**WORK INSTRUCTIONS**: Below is some material; set it all down exactly, apart from the pictures.
╭──
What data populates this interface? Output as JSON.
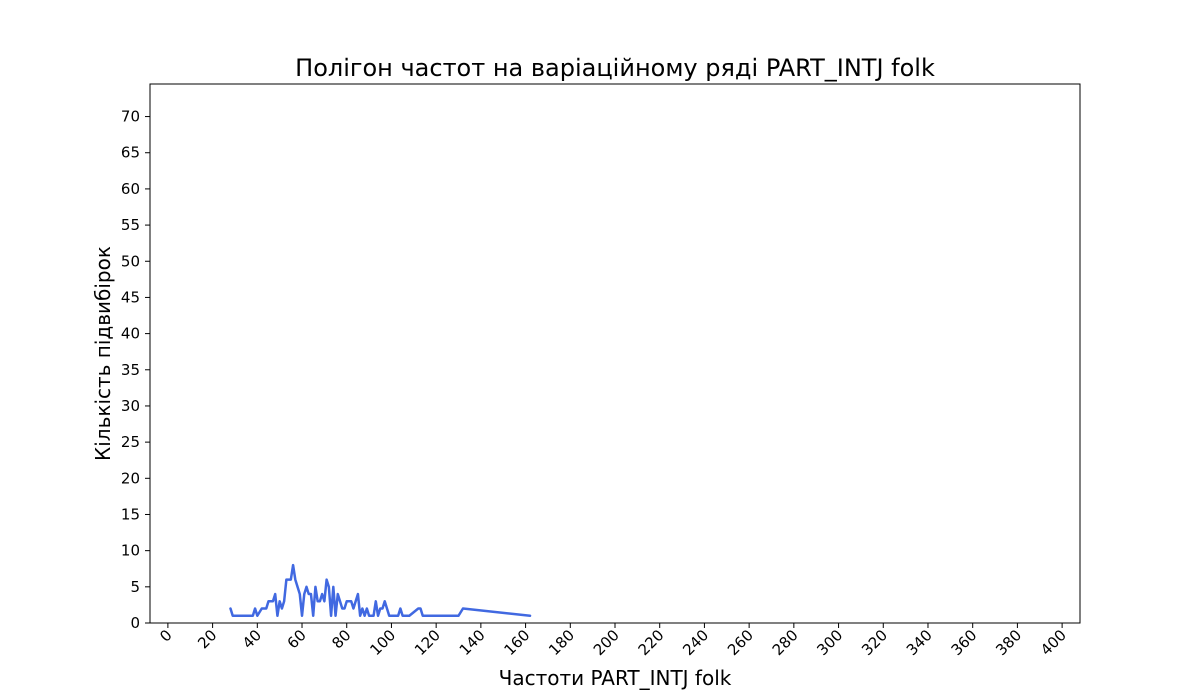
{
  "chart_data": {
    "type": "line",
    "title": "Полігон частот на варіаційному ряді PART_INTJ folk",
    "xlabel": "Частоти PART_INTJ folk",
    "ylabel": "Кількість підвибірок",
    "xlim": [
      -8,
      408
    ],
    "ylim": [
      0,
      74.5
    ],
    "xticks": [
      0,
      20,
      40,
      60,
      80,
      100,
      120,
      140,
      160,
      180,
      200,
      220,
      240,
      260,
      280,
      300,
      320,
      340,
      360,
      380,
      400
    ],
    "yticks": [
      0,
      5,
      10,
      15,
      20,
      25,
      30,
      35,
      40,
      45,
      50,
      55,
      60,
      65,
      70
    ],
    "grid": false,
    "series": [
      {
        "color": "#4169e1",
        "x": [
          28,
          29,
          36,
          38,
          39,
          40,
          42,
          44,
          45,
          46,
          47,
          48,
          49,
          50,
          51,
          52,
          53,
          54,
          55,
          56,
          57,
          58,
          59,
          60,
          61,
          62,
          63,
          64,
          65,
          66,
          67,
          68,
          69,
          70,
          71,
          72,
          73,
          74,
          75,
          76,
          77,
          78,
          79,
          80,
          82,
          83,
          84,
          85,
          86,
          87,
          88,
          89,
          90,
          91,
          92,
          93,
          94,
          95,
          96,
          97,
          98,
          99,
          100,
          101,
          102,
          103,
          104,
          105,
          106,
          107,
          108,
          110,
          112,
          113,
          114,
          120,
          125,
          130,
          132,
          162
        ],
        "y": [
          2,
          1,
          1,
          1,
          2,
          1,
          2,
          2,
          3,
          3,
          3,
          4,
          1,
          3,
          2,
          3,
          6,
          6,
          6,
          8,
          6,
          5,
          4,
          1,
          4,
          5,
          4,
          4,
          1,
          5,
          3,
          3,
          4,
          3,
          6,
          5,
          1,
          5,
          1,
          4,
          3,
          2,
          2,
          3,
          3,
          2,
          3,
          4,
          1,
          2,
          1,
          2,
          1,
          1,
          1,
          3,
          1,
          2,
          2,
          3,
          2,
          1,
          1,
          1,
          1,
          1,
          2,
          1,
          1,
          1,
          1,
          1.5,
          2,
          2,
          1,
          1,
          1,
          1,
          2,
          1
        ]
      }
    ]
  }
}
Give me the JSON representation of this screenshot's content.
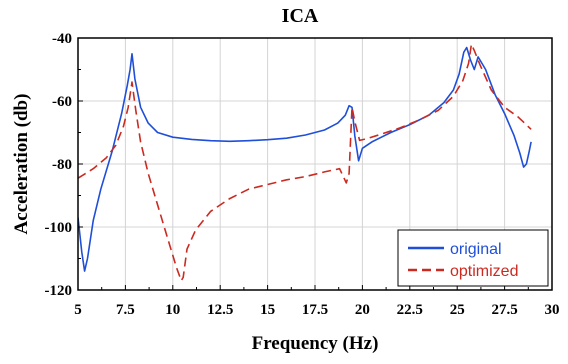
{
  "chart_data": {
    "type": "line",
    "title": "ICA",
    "xlabel": "Frequency (Hz)",
    "ylabel": "Acceleration (db)",
    "xlim": [
      5,
      30
    ],
    "ylim": [
      -120,
      -40
    ],
    "x_ticks": [
      5,
      7.5,
      10,
      12.5,
      15,
      17.5,
      20,
      22.5,
      25,
      27.5,
      30
    ],
    "x_tick_labels": [
      "5",
      "7.5",
      "10",
      "12.5",
      "15",
      "17.5",
      "20",
      "22.5",
      "25",
      "27.5",
      "30"
    ],
    "y_ticks": [
      -120,
      -100,
      -80,
      -60,
      -40
    ],
    "y_tick_labels": [
      "-120",
      "-100",
      "-80",
      "-60",
      "-40"
    ],
    "grid": true,
    "legend_position": "bottom-right",
    "series": [
      {
        "name": "original",
        "color": "#1f4fd8",
        "dash": "solid",
        "x": [
          5.0,
          5.2,
          5.35,
          5.5,
          5.8,
          6.2,
          6.8,
          7.3,
          7.6,
          7.75,
          7.85,
          8.0,
          8.3,
          8.7,
          9.2,
          10.0,
          11.0,
          12.0,
          13.0,
          14.0,
          15.0,
          16.0,
          17.0,
          18.0,
          18.7,
          19.1,
          19.3,
          19.45,
          19.6,
          19.8,
          20.0,
          20.5,
          21.5,
          22.5,
          23.5,
          24.3,
          24.8,
          25.1,
          25.35,
          25.5,
          25.7,
          25.9,
          26.1,
          26.5,
          27.0,
          27.5,
          28.0,
          28.3,
          28.5,
          28.65,
          28.8,
          28.9
        ],
        "y": [
          -97,
          -108,
          -114,
          -110,
          -98,
          -88,
          -76,
          -64,
          -55,
          -50,
          -45,
          -53,
          -62,
          -67,
          -70,
          -71.5,
          -72.2,
          -72.6,
          -72.8,
          -72.6,
          -72.3,
          -71.8,
          -70.8,
          -69.2,
          -67,
          -64.5,
          -61.5,
          -62,
          -71,
          -79,
          -75,
          -73,
          -70,
          -67.5,
          -64.5,
          -60.5,
          -56.5,
          -51.5,
          -44.5,
          -43,
          -47,
          -50,
          -46,
          -50,
          -58,
          -64,
          -71,
          -76.5,
          -81,
          -80,
          -76,
          -73
        ]
      },
      {
        "name": "optimized",
        "color": "#cc2a20",
        "dash": "dashed",
        "x": [
          5.0,
          5.8,
          6.5,
          7.0,
          7.4,
          7.65,
          7.85,
          8.05,
          8.3,
          8.7,
          9.2,
          9.8,
          10.2,
          10.45,
          10.55,
          10.75,
          11.2,
          12.0,
          13.0,
          14.0,
          15.0,
          16.0,
          17.0,
          18.0,
          18.8,
          19.15,
          19.3,
          19.45,
          19.6,
          19.85,
          20.2,
          21.0,
          22.0,
          23.0,
          24.0,
          24.8,
          25.3,
          25.6,
          25.75,
          25.9,
          26.2,
          26.8,
          27.5,
          28.2,
          28.9
        ],
        "y": [
          -84.5,
          -81.5,
          -78,
          -74,
          -68,
          -62,
          -54,
          -63,
          -73,
          -83,
          -93,
          -105,
          -113,
          -117,
          -116,
          -107,
          -101,
          -95,
          -91,
          -88,
          -86.5,
          -85,
          -84,
          -82.5,
          -81.5,
          -86,
          -83,
          -62,
          -66.5,
          -72.5,
          -72,
          -70.5,
          -68.5,
          -66,
          -63,
          -58.5,
          -53.5,
          -48,
          -42,
          -44,
          -48.5,
          -56.5,
          -62,
          -65,
          -69
        ]
      }
    ]
  }
}
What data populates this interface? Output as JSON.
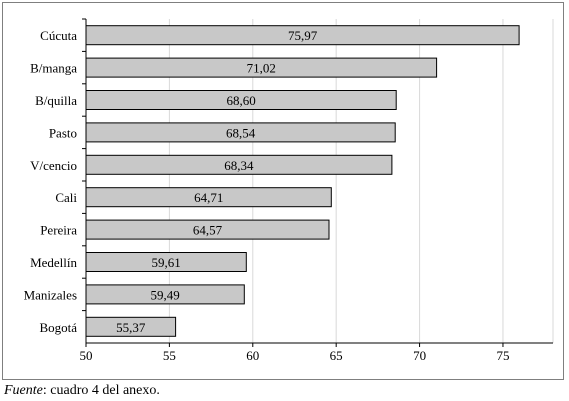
{
  "chart_data": {
    "type": "bar",
    "orientation": "horizontal",
    "categories": [
      "Cúcuta",
      "B/manga",
      "B/quilla",
      "Pasto",
      "V/cencio",
      "Cali",
      "Pereira",
      "Medellín",
      "Manizales",
      "Bogotá"
    ],
    "values": [
      75.97,
      71.02,
      68.6,
      68.54,
      68.34,
      64.71,
      64.57,
      59.61,
      59.49,
      55.37
    ],
    "value_labels": [
      "75,97",
      "71,02",
      "68,60",
      "68,54",
      "68,34",
      "64,71",
      "64,57",
      "59,61",
      "59,49",
      "55,37"
    ],
    "xlim": [
      50,
      78
    ],
    "x_ticks": [
      50,
      55,
      60,
      65,
      70,
      75
    ],
    "x_tick_labels": [
      "50",
      "55",
      "60",
      "65",
      "70",
      "75"
    ],
    "grid": "vertical",
    "title": "",
    "xlabel": "",
    "ylabel": "",
    "colors": {
      "bar_fill": "#c8c8c8",
      "bar_stroke": "#000000",
      "grid": "#d9d9d9",
      "axis": "#000000"
    }
  },
  "source": {
    "label": "Fuente",
    "text": ": cuadro 4 del anexo."
  }
}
╰──
**RESULT OF THE EXERCISE**:
What data populates this interface? Output as JSON.
{
  "chart_data": {
    "type": "line",
    "title": "Полігон частот на варіаційному ряді PART_INTJ folk",
    "xlabel": "Частоти PART_INTJ folk",
    "ylabel": "Кількість підвибірок",
    "xlim": [
      -8,
      408
    ],
    "ylim": [
      0,
      74.5
    ],
    "xticks": [
      0,
      20,
      40,
      60,
      80,
      100,
      120,
      140,
      160,
      180,
      200,
      220,
      240,
      260,
      280,
      300,
      320,
      340,
      360,
      380,
      400
    ],
    "yticks": [
      0,
      5,
      10,
      15,
      20,
      25,
      30,
      35,
      40,
      45,
      50,
      55,
      60,
      65,
      70
    ],
    "grid": false,
    "series": [
      {
        "color": "#4169e1",
        "x": [
          28,
          29,
          36,
          38,
          39,
          40,
          42,
          44,
          45,
          46,
          47,
          48,
          49,
          50,
          51,
          52,
          53,
          54,
          55,
          56,
          57,
          58,
          59,
          60,
          61,
          62,
          63,
          64,
          65,
          66,
          67,
          68,
          69,
          70,
          71,
          72,
          73,
          74,
          75,
          76,
          77,
          78,
          79,
          80,
          82,
          83,
          84,
          85,
          86,
          87,
          88,
          89,
          90,
          91,
          92,
          93,
          94,
          95,
          96,
          97,
          98,
          99,
          100,
          101,
          102,
          103,
          104,
          105,
          106,
          107,
          108,
          110,
          112,
          113,
          114,
          120,
          125,
          130,
          132,
          162
        ],
        "y": [
          2,
          1,
          1,
          1,
          2,
          1,
          2,
          2,
          3,
          3,
          3,
          4,
          1,
          3,
          2,
          3,
          6,
          6,
          6,
          8,
          6,
          5,
          4,
          1,
          4,
          5,
          4,
          4,
          1,
          5,
          3,
          3,
          4,
          3,
          6,
          5,
          1,
          5,
          1,
          4,
          3,
          2,
          2,
          3,
          3,
          2,
          3,
          4,
          1,
          2,
          1,
          2,
          1,
          1,
          1,
          3,
          1,
          2,
          2,
          3,
          2,
          1,
          1,
          1,
          1,
          1,
          2,
          1,
          1,
          1,
          1,
          1.5,
          2,
          2,
          1,
          1,
          1,
          1,
          2,
          1
        ]
      }
    ]
  }
}
Give me the JSON representation of this screenshot's content.
{
  "chart_data": {
    "type": "line",
    "title": "ICA",
    "xlabel": "Frequency (Hz)",
    "ylabel": "Acceleration (db)",
    "xlim": [
      5,
      30
    ],
    "ylim": [
      -120,
      -40
    ],
    "x_ticks": [
      5,
      7.5,
      10,
      12.5,
      15,
      17.5,
      20,
      22.5,
      25,
      27.5,
      30
    ],
    "x_tick_labels": [
      "5",
      "7.5",
      "10",
      "12.5",
      "15",
      "17.5",
      "20",
      "22.5",
      "25",
      "27.5",
      "30"
    ],
    "y_ticks": [
      -120,
      -100,
      -80,
      -60,
      -40
    ],
    "y_tick_labels": [
      "-120",
      "-100",
      "-80",
      "-60",
      "-40"
    ],
    "grid": true,
    "legend_position": "bottom-right",
    "series": [
      {
        "name": "original",
        "color": "#1f4fd8",
        "dash": "solid",
        "x": [
          5.0,
          5.2,
          5.35,
          5.5,
          5.8,
          6.2,
          6.8,
          7.3,
          7.6,
          7.75,
          7.85,
          8.0,
          8.3,
          8.7,
          9.2,
          10.0,
          11.0,
          12.0,
          13.0,
          14.0,
          15.0,
          16.0,
          17.0,
          18.0,
          18.7,
          19.1,
          19.3,
          19.45,
          19.6,
          19.8,
          20.0,
          20.5,
          21.5,
          22.5,
          23.5,
          24.3,
          24.8,
          25.1,
          25.35,
          25.5,
          25.7,
          25.9,
          26.1,
          26.5,
          27.0,
          27.5,
          28.0,
          28.3,
          28.5,
          28.65,
          28.8,
          28.9
        ],
        "y": [
          -97,
          -108,
          -114,
          -110,
          -98,
          -88,
          -76,
          -64,
          -55,
          -50,
          -45,
          -53,
          -62,
          -67,
          -70,
          -71.5,
          -72.2,
          -72.6,
          -72.8,
          -72.6,
          -72.3,
          -71.8,
          -70.8,
          -69.2,
          -67,
          -64.5,
          -61.5,
          -62,
          -71,
          -79,
          -75,
          -73,
          -70,
          -67.5,
          -64.5,
          -60.5,
          -56.5,
          -51.5,
          -44.5,
          -43,
          -47,
          -50,
          -46,
          -50,
          -58,
          -64,
          -71,
          -76.5,
          -81,
          -80,
          -76,
          -73
        ]
      },
      {
        "name": "optimized",
        "color": "#cc2a20",
        "dash": "dashed",
        "x": [
          5.0,
          5.8,
          6.5,
          7.0,
          7.4,
          7.65,
          7.85,
          8.05,
          8.3,
          8.7,
          9.2,
          9.8,
          10.2,
          10.45,
          10.55,
          10.75,
          11.2,
          12.0,
          13.0,
          14.0,
          15.0,
          16.0,
          17.0,
          18.0,
          18.8,
          19.15,
          19.3,
          19.45,
          19.6,
          19.85,
          20.2,
          21.0,
          22.0,
          23.0,
          24.0,
          24.8,
          25.3,
          25.6,
          25.75,
          25.9,
          26.2,
          26.8,
          27.5,
          28.2,
          28.9
        ],
        "y": [
          -84.5,
          -81.5,
          -78,
          -74,
          -68,
          -62,
          -54,
          -63,
          -73,
          -83,
          -93,
          -105,
          -113,
          -117,
          -116,
          -107,
          -101,
          -95,
          -91,
          -88,
          -86.5,
          -85,
          -84,
          -82.5,
          -81.5,
          -86,
          -83,
          -62,
          -66.5,
          -72.5,
          -72,
          -70.5,
          -68.5,
          -66,
          -63,
          -58.5,
          -53.5,
          -48,
          -42,
          -44,
          -48.5,
          -56.5,
          -62,
          -65,
          -69
        ]
      }
    ]
  }
}
What data populates this interface? Output as JSON.
{
  "chart_data": {
    "type": "bar",
    "orientation": "horizontal",
    "categories": [
      "Cúcuta",
      "B/manga",
      "B/quilla",
      "Pasto",
      "V/cencio",
      "Cali",
      "Pereira",
      "Medellín",
      "Manizales",
      "Bogotá"
    ],
    "values": [
      75.97,
      71.02,
      68.6,
      68.54,
      68.34,
      64.71,
      64.57,
      59.61,
      59.49,
      55.37
    ],
    "value_labels": [
      "75,97",
      "71,02",
      "68,60",
      "68,54",
      "68,34",
      "64,71",
      "64,57",
      "59,61",
      "59,49",
      "55,37"
    ],
    "xlim": [
      50,
      78
    ],
    "x_ticks": [
      50,
      55,
      60,
      65,
      70,
      75
    ],
    "x_tick_labels": [
      "50",
      "55",
      "60",
      "65",
      "70",
      "75"
    ],
    "grid": "vertical",
    "title": "",
    "xlabel": "",
    "ylabel": "",
    "colors": {
      "bar_fill": "#c8c8c8",
      "bar_stroke": "#000000",
      "grid": "#d9d9d9",
      "axis": "#000000"
    }
  },
  "source": {
    "label": "Fuente",
    "text": ": cuadro 4 del anexo."
  }
}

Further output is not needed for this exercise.